- EXERCISE
Copy each line of the records that holds the string "screenshot".

Stored records
***

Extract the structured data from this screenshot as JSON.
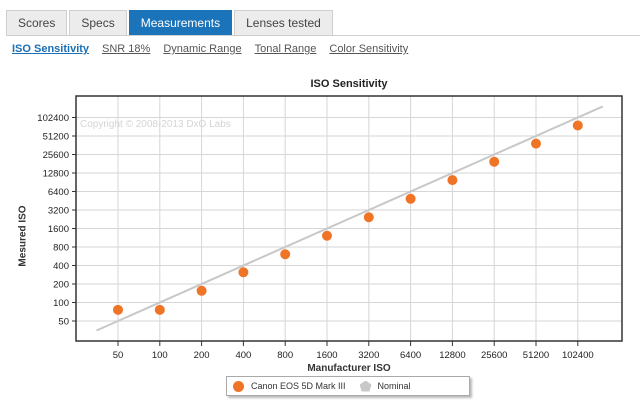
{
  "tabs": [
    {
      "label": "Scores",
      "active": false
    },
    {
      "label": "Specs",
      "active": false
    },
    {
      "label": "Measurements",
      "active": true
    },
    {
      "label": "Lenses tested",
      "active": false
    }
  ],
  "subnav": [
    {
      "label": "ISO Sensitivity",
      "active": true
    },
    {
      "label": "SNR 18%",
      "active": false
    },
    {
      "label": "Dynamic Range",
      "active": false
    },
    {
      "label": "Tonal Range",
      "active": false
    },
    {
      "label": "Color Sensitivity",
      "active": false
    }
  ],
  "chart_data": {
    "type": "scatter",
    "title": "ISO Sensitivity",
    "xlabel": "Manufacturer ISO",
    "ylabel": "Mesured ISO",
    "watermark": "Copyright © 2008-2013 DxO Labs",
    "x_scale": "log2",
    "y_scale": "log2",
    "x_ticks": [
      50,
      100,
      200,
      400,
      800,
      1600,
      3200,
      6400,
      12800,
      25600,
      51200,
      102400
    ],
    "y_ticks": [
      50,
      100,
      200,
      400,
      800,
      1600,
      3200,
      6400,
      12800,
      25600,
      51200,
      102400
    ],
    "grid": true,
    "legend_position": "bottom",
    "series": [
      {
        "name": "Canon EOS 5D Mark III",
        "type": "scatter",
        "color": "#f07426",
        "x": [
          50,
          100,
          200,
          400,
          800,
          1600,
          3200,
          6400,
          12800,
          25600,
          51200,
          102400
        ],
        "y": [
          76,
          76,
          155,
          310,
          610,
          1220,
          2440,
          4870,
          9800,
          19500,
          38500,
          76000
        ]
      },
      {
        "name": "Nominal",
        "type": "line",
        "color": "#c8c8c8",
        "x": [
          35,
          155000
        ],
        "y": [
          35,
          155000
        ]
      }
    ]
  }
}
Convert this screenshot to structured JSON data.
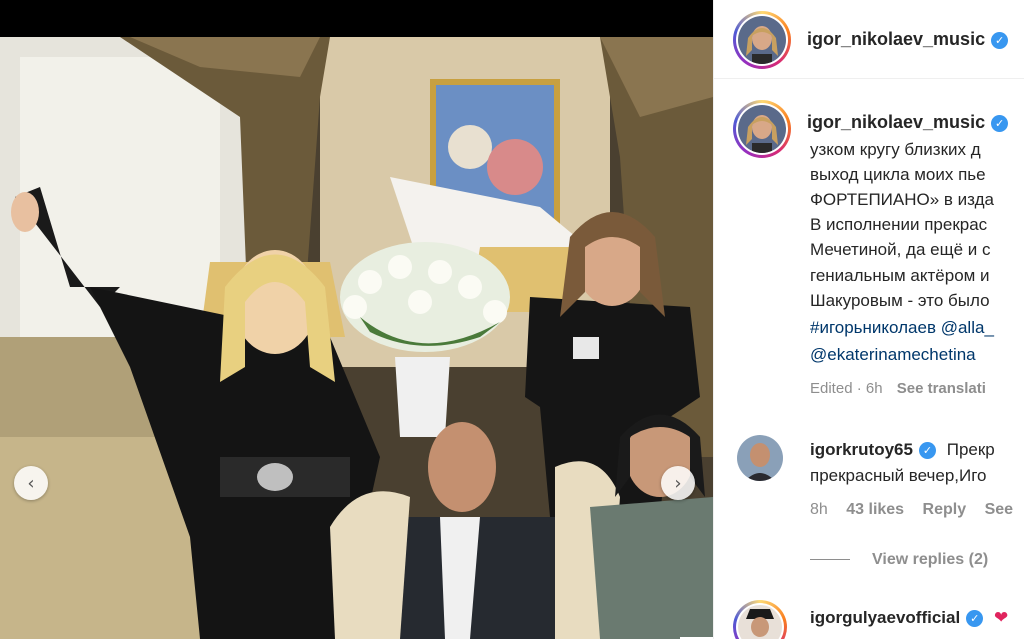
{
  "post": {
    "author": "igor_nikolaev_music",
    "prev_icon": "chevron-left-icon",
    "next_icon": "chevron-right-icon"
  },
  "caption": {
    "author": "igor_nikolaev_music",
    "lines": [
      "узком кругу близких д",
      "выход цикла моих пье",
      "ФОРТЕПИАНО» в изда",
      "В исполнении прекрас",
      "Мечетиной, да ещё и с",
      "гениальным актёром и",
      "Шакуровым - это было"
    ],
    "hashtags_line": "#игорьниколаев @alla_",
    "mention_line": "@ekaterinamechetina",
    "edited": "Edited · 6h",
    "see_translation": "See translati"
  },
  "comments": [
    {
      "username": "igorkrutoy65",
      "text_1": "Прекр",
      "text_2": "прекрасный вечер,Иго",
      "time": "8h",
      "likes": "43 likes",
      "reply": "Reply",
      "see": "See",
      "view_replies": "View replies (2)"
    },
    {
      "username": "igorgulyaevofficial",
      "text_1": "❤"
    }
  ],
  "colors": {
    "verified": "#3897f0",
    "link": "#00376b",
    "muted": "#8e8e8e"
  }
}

***

- WRITTEN SOLUTION
Extract the structured data from this screenshot as JSON.
Convert this screenshot to structured JSON data.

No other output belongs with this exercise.